*Tasks to carry out:*
**a)** According to the article on objective functions, what three components make up the development of a machine learning application?
**b)** Using the article on objective functions, explain why the linear regression equation contains the random error term 𝜀ᵢ.
**c)** Write a continuation of the article on objective functions, beginning after its final sentence.

*Page excerpt:*
***

An Introduction to Objective Functions Used in Machine Learning

Developing machine learning applications can be viewed as consisting of three components [1]: a representation of data, an evaluation function, and an optimization method to estimate the parameter of the machine learning model. This is true for supervised, unsupervised and reinforcement learning. The primary focus of this article is the evaluation component (objective functions or loss functions) of the ML tasks, and is divided into the following sections:

Objective functions for regression
Objective functions for classification

Objective functions used in reinforcement learning and generative adversarial networks (GANs) are not covered in this article. And the objective functions from various popular ML methods and papers, like Triplet Loss Function, Neural Style Transfer Loss Function, YOLO Loss Function, will be presented as a follow-up article.

1. Objective Functions for Regression

A select objective functions commonly used in linear regression models are presented in this section. For reference, see a list of available loss functions from Keras Library at https://keras.io/losses/

The problem entails establishing a linear relationship between x, an independent variable from a D-dimensional space ℝᴰ, and y, the dependent variable ∈ ℝ¹ as shown below

\[\boldsymbol{y_i}(\boldsymbol{x_i, w}) = w_0+w_1 x_{i1}+w_2 x_{i2} +...+w_D x_{iD}+\varepsilon_i ,\quad i=1,2,..N\]

Where, 𝜀ᵢ is random error due to (i) wrong choice of a linear relationship, (ii) omission of othe relevant independent variables, (iii) meaurement error, and (iv) instrumental variables — measured variables are proxies of “real” variables. The objective of linear regression is to estimate the ws given a random sample of the population.

\[\boldsymbol{\widehat{y}_i}(\boldsymbol{x_i, \widehat{w}}) = \widehat{w}_0+\widehat{w}_1 x_{i1}+\widehat{w}_2 x_{i2} +...+\widehat{w}_D x_{iD} ,\quad i=1,2,..N\]

and the difference between the true dependent variable yᵢ and the model estimated dependent variable ŷᵢ is referred as residual error: eᵢ = yᵢ -ŷᵢ. The parameters ws are estimated by minimizing an objective function, which takes various functional forms as presented below.

Mean Squared Error:
Mostly used in linear regression models. The mean squared error or MSE is sometimes called residual sum of squares.

\[\mathscr{L} = \frac{1}{N}\sum_{i=1}^N (\hat{y_i} - y_i)^2\]

Mean Absolute Error:
Similar to MSE, mean absolute error is as shown below:

\[\mathscr{L} = \frac{1}{n}\sum_{i=1}^{n} \mid\hat{y_i} - y_i\mid\]

Mean Absolute Percentage Error:
Similar to mean absolute error, mean absolute percentage error is as shown below:

\[\mathscr{L} = \frac{100\%}{N}\sum_{i=1}^{N} \left |\frac{\hat{y_i} - y_i} {y_i}\right |\]

Mean Squared Logarithmic Error:
Similar to MSE, but calculated on a logarithmic scale. Target variable should be non-negative, but can be equal to zero. If the target is never zero, the addition of 1 in the logarithm can be dropped.

***

Saved entries:

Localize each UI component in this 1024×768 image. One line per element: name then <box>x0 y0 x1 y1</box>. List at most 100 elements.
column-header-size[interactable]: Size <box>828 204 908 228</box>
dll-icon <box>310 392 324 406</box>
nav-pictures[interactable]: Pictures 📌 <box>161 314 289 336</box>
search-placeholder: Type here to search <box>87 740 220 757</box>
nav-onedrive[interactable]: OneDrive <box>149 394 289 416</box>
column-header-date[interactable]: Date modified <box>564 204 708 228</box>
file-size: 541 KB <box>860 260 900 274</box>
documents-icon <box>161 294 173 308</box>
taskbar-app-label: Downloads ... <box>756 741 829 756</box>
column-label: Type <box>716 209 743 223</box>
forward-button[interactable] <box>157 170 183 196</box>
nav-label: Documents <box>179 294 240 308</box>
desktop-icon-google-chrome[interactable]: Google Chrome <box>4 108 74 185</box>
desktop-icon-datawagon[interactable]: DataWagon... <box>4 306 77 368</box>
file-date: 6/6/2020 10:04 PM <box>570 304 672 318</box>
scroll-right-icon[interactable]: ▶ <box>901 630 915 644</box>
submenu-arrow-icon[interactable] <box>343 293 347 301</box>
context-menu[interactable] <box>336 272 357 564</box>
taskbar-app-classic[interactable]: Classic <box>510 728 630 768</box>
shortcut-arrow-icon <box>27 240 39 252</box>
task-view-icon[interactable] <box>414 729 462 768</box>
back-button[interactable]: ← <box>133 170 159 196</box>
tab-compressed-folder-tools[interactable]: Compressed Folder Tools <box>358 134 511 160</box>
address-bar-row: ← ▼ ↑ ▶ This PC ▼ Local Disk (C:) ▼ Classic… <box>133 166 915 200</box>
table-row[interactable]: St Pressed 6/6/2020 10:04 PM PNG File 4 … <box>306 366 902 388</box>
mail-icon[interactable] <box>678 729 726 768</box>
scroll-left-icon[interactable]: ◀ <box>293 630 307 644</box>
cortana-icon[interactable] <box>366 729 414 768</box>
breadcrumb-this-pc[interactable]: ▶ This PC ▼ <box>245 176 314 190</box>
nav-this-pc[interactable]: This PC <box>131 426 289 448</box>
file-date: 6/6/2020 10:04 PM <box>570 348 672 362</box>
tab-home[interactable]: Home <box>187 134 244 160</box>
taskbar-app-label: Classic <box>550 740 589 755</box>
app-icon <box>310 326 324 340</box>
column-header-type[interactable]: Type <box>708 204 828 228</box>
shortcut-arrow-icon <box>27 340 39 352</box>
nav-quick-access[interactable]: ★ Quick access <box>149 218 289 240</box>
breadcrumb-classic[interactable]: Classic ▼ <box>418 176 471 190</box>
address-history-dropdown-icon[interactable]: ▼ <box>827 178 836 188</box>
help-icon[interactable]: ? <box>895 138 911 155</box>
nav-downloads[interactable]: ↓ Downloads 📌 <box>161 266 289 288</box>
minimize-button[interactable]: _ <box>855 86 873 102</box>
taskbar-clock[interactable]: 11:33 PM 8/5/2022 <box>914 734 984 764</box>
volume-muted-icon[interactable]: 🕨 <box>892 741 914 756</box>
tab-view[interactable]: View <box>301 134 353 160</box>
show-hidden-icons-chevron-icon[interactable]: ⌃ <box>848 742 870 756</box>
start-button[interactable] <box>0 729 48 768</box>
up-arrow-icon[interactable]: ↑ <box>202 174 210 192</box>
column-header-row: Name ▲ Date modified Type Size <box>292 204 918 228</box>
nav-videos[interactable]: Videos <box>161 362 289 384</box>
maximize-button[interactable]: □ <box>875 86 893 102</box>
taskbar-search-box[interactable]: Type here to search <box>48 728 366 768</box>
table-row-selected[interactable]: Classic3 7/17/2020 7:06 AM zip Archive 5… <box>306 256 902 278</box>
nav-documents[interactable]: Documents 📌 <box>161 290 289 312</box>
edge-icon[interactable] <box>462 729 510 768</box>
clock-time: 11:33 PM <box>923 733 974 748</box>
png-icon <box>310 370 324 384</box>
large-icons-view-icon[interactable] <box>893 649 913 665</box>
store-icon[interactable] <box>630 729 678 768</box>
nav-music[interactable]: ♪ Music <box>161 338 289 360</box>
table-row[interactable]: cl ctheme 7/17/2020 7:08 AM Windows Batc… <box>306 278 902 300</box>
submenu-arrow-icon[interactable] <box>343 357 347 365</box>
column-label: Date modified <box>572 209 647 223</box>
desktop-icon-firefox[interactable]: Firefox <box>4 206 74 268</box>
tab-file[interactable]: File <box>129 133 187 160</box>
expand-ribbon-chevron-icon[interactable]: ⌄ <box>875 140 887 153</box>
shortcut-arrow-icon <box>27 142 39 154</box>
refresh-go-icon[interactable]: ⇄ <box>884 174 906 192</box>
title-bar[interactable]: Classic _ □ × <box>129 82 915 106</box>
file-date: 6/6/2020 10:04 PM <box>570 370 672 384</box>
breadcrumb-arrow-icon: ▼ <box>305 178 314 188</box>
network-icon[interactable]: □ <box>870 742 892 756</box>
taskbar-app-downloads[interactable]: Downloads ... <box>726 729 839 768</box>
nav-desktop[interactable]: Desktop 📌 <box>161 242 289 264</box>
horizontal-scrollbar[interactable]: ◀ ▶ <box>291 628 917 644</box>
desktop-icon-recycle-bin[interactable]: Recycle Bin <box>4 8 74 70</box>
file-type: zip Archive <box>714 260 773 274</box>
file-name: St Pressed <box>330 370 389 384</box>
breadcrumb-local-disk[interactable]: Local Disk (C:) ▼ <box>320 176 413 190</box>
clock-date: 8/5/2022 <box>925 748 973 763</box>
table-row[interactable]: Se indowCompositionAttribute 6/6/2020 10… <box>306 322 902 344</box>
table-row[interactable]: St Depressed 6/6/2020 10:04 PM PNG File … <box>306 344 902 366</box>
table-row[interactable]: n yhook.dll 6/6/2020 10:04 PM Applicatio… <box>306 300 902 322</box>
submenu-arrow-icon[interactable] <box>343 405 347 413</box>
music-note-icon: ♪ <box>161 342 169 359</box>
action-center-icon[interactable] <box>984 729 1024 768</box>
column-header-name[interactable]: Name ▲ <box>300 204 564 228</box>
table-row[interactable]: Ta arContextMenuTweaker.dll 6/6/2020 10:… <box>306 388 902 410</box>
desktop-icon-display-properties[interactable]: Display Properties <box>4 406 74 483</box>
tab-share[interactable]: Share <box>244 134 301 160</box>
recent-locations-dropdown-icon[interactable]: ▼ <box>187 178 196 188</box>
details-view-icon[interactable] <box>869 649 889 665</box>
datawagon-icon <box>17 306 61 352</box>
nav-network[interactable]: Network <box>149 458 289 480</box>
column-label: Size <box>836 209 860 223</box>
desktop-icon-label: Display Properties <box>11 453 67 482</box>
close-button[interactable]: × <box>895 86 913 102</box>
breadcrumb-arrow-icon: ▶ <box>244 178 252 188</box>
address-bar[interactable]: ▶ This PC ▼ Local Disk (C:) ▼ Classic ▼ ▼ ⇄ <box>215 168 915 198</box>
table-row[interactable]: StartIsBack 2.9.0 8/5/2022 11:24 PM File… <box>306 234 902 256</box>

***

*Results of the tasks:*
**a)** A representation of data, an evaluation function, and an optimization method to estimate the model's parameters.

**b)** The error term accounts for four sources of error: choosing a linear relationship when it is wrong, leaving out other relevant independent variables, measurement error, and instrumental variables. Instrumental variables are measured variables that serve only as proxies for the "real" ones.

**c)**
\[\mathscr{L} = \frac{1}{n}\sum_{i=1}^{n} ({log(\hat{y_i}+1) - log(y_i + 1})^2\]

Regularization:

In cases where the model complexity or limited data points leads to over-fitting of regression models, a common technique known as regularization is employed. Regularization adds a penalty to the objective function to control the magnitude of the parameters.

\[\mathscr{L} = \frac{1}{N}\sum_{i=1}^N (\hat{y_i} - y_i)^2 + \lambda {R}(\boldsymbol{w})\]

where R(w) represent regularization function on the parameters w and 𝜆 represents a hyper-parameter that needs to be tuned as part of the model calibration.

Ridge Regression: Adds a L2-norm of the parameters to the objective function. Also known as weight decay, as the learning algorithm leads the weights to decay towards zero.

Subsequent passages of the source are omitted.